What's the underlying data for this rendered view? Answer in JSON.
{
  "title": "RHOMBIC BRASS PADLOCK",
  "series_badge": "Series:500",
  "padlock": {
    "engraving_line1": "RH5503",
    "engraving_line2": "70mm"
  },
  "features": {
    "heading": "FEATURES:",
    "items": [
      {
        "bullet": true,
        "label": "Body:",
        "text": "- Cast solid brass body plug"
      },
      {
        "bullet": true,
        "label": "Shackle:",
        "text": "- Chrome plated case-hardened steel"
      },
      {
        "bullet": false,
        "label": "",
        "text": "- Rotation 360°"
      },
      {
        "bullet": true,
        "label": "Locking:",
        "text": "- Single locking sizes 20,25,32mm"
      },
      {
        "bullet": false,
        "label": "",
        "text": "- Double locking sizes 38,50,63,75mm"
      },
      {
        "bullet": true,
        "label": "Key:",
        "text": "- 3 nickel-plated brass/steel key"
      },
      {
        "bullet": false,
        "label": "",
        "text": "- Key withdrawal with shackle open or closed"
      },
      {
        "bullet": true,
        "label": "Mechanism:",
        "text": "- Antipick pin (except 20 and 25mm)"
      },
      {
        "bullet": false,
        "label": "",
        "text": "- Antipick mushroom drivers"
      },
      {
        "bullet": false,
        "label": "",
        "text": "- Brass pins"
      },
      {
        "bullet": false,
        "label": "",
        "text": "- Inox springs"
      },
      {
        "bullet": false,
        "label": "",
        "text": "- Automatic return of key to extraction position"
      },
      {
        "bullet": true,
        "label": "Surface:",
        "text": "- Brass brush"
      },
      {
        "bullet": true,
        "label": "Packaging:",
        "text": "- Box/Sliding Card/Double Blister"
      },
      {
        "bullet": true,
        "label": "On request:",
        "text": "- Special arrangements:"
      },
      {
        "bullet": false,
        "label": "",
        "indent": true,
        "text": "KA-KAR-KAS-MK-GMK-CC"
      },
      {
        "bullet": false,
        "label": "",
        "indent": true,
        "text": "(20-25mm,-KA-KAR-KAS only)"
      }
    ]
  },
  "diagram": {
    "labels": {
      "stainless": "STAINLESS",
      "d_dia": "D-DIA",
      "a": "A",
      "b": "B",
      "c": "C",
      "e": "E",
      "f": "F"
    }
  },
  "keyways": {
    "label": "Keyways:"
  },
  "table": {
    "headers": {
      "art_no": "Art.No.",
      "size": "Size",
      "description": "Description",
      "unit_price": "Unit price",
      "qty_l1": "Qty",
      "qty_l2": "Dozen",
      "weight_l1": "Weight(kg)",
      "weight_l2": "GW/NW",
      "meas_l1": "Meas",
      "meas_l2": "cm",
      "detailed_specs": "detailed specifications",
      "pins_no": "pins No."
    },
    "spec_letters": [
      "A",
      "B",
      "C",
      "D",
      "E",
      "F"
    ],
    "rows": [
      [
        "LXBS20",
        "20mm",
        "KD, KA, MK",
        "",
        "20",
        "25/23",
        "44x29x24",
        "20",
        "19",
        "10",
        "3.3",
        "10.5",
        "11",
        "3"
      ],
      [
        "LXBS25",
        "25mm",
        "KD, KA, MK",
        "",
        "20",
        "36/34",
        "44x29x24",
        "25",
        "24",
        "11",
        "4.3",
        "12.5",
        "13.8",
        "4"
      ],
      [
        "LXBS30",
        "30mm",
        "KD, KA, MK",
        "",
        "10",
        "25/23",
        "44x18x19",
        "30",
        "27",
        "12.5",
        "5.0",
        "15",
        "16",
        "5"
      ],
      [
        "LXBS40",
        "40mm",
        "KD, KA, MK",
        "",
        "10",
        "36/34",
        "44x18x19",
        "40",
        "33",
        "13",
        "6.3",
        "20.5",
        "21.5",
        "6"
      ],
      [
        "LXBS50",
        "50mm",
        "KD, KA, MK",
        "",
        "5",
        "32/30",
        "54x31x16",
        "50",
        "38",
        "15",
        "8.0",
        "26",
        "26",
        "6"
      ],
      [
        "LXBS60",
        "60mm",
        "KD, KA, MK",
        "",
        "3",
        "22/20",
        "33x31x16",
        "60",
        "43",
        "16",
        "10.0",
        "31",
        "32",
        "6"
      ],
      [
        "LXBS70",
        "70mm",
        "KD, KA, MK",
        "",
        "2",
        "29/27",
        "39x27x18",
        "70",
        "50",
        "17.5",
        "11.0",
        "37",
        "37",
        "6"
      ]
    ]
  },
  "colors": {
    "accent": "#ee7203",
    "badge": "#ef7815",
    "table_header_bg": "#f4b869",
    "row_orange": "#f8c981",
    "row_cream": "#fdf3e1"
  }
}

◇ ◇ ◇ ◇ ◇

Extract the full listing and reproduce each line exactly.

What's the underlying data for this rendered view? Answer in JSON.
{
  "title": "RHOMBIC BRASS PADLOCK",
  "series_badge": "Series:500",
  "padlock": {
    "engraving_line1": "RH5503",
    "engraving_line2": "70mm"
  },
  "features": {
    "heading": "FEATURES:",
    "items": [
      {
        "bullet": true,
        "label": "Body:",
        "text": "- Cast solid brass body plug"
      },
      {
        "bullet": true,
        "label": "Shackle:",
        "text": "- Chrome plated case-hardened steel"
      },
      {
        "bullet": false,
        "label": "",
        "text": "- Rotation 360°"
      },
      {
        "bullet": true,
        "label": "Locking:",
        "text": "- Single locking sizes 20,25,32mm"
      },
      {
        "bullet": false,
        "label": "",
        "text": "- Double locking sizes 38,50,63,75mm"
      },
      {
        "bullet": true,
        "label": "Key:",
        "text": "- 3 nickel-plated brass/steel key"
      },
      {
        "bullet": false,
        "label": "",
        "text": "- Key withdrawal with shackle open or closed"
      },
      {
        "bullet": true,
        "label": "Mechanism:",
        "text": "- Antipick pin (except 20 and 25mm)"
      },
      {
        "bullet": false,
        "label": "",
        "text": "- Antipick mushroom drivers"
      },
      {
        "bullet": false,
        "label": "",
        "text": "- Brass pins"
      },
      {
        "bullet": false,
        "label": "",
        "text": "- Inox springs"
      },
      {
        "bullet": false,
        "label": "",
        "text": "- Automatic return of key to extraction position"
      },
      {
        "bullet": true,
        "label": "Surface:",
        "text": "- Brass brush"
      },
      {
        "bullet": true,
        "label": "Packaging:",
        "text": "- Box/Sliding Card/Double Blister"
      },
      {
        "bullet": true,
        "label": "On request:",
        "text": "- Special arrangements:"
      },
      {
        "bullet": false,
        "label": "",
        "indent": true,
        "text": "KA-KAR-KAS-MK-GMK-CC"
      },
      {
        "bullet": false,
        "label": "",
        "indent": true,
        "text": "(20-25mm,-KA-KAR-KAS only)"
      }
    ]
  },
  "diagram": {
    "labels": {
      "stainless": "STAINLESS",
      "d_dia": "D-DIA",
      "a": "A",
      "b": "B",
      "c": "C",
      "e": "E",
      "f": "F"
    }
  },
  "keyways": {
    "label": "Keyways:"
  },
  "table": {
    "headers": {
      "art_no": "Art.No.",
      "size": "Size",
      "description": "Description",
      "unit_price": "Unit price",
      "qty_l1": "Qty",
      "qty_l2": "Dozen",
      "weight_l1": "Weight(kg)",
      "weight_l2": "GW/NW",
      "meas_l1": "Meas",
      "meas_l2": "cm",
      "detailed_specs": "detailed specifications",
      "pins_no": "pins No."
    },
    "spec_letters": [
      "A",
      "B",
      "C",
      "D",
      "E",
      "F"
    ],
    "rows": [
      [
        "LXBS20",
        "20mm",
        "KD, KA, MK",
        "",
        "20",
        "25/23",
        "44x29x24",
        "20",
        "19",
        "10",
        "3.3",
        "10.5",
        "11",
        "3"
      ],
      [
        "LXBS25",
        "25mm",
        "KD, KA, MK",
        "",
        "20",
        "36/34",
        "44x29x24",
        "25",
        "24",
        "11",
        "4.3",
        "12.5",
        "13.8",
        "4"
      ],
      [
        "LXBS30",
        "30mm",
        "KD, KA, MK",
        "",
        "10",
        "25/23",
        "44x18x19",
        "30",
        "27",
        "12.5",
        "5.0",
        "15",
        "16",
        "5"
      ],
      [
        "LXBS40",
        "40mm",
        "KD, KA, MK",
        "",
        "10",
        "36/34",
        "44x18x19",
        "40",
        "33",
        "13",
        "6.3",
        "20.5",
        "21.5",
        "6"
      ],
      [
        "LXBS50",
        "50mm",
        "KD, KA, MK",
        "",
        "5",
        "32/30",
        "54x31x16",
        "50",
        "38",
        "15",
        "8.0",
        "26",
        "26",
        "6"
      ],
      [
        "LXBS60",
        "60mm",
        "KD, KA, MK",
        "",
        "3",
        "22/20",
        "33x31x16",
        "60",
        "43",
        "16",
        "10.0",
        "31",
        "32",
        "6"
      ],
      [
        "LXBS70",
        "70mm",
        "KD, KA, MK",
        "",
        "2",
        "29/27",
        "39x27x18",
        "70",
        "50",
        "17.5",
        "11.0",
        "37",
        "37",
        "6"
      ]
    ]
  },
  "colors": {
    "accent": "#ee7203",
    "badge": "#ef7815",
    "table_header_bg": "#f4b869",
    "row_orange": "#f8c981",
    "row_cream": "#fdf3e1"
  }
}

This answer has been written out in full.